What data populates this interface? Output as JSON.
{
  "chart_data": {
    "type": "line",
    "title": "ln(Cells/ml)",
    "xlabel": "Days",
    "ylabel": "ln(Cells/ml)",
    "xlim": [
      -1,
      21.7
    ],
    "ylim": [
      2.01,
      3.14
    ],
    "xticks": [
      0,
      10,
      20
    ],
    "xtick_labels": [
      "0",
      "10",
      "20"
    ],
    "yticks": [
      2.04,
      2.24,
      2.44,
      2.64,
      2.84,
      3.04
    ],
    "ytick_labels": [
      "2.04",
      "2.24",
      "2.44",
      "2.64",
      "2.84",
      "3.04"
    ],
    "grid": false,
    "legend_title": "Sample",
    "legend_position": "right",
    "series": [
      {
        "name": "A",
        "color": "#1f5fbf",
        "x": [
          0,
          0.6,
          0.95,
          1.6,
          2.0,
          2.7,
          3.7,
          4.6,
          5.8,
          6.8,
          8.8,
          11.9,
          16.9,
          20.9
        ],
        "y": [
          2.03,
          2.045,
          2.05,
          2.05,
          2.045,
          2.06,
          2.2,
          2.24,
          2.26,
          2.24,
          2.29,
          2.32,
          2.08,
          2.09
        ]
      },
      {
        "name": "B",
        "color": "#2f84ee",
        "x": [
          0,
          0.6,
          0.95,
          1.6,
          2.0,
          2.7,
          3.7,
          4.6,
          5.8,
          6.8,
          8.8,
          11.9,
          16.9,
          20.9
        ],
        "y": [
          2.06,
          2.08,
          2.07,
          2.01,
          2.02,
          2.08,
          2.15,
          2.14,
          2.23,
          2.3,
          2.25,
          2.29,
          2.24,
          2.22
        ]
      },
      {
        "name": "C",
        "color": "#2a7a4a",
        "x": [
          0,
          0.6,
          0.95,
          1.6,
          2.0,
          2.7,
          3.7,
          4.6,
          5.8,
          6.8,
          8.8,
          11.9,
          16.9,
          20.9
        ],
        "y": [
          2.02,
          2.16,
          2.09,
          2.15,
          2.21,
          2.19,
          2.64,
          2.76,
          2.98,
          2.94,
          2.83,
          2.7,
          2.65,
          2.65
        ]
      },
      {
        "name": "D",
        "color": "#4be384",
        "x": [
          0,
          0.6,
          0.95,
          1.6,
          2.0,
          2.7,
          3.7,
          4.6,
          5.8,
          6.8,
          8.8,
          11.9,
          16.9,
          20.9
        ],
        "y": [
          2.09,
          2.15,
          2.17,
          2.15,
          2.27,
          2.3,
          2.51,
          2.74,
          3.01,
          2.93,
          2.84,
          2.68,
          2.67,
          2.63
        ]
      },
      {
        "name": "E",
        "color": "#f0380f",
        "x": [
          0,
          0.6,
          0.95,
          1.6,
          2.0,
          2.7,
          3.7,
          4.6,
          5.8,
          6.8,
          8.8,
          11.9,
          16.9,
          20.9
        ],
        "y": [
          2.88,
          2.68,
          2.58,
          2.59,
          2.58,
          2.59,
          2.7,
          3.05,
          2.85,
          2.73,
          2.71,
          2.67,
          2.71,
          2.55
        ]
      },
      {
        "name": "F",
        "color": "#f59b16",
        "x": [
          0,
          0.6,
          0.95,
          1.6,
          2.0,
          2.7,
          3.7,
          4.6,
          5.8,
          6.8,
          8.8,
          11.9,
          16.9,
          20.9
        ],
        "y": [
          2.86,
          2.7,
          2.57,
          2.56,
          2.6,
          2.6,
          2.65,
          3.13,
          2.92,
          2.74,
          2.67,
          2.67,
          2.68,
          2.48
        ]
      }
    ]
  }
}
____________
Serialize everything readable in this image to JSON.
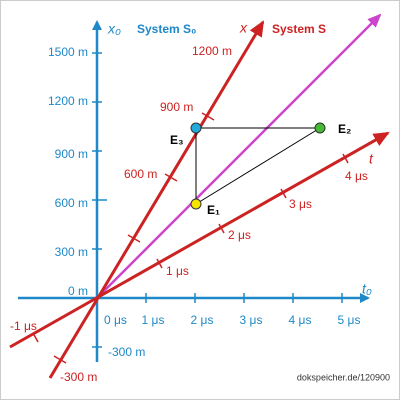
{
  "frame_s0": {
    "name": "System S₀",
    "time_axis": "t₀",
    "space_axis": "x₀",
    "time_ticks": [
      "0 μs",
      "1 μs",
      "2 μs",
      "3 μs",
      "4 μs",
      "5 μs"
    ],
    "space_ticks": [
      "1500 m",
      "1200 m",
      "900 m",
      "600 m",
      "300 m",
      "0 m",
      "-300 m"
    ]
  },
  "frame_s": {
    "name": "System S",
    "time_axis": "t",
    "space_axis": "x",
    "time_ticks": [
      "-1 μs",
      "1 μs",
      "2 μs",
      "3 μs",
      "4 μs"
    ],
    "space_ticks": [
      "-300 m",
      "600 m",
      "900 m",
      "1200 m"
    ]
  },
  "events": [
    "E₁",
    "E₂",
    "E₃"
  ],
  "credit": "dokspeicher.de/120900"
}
____________
The request. Extract from the material all lines containing the string "color".

Complete response.
        "color": "#1f5fbf",
        "color": "#2f84ee",
        "color": "#2a7a4a",
        "color": "#4be384",
        "color": "#f0380f",
        "color": "#f59b16",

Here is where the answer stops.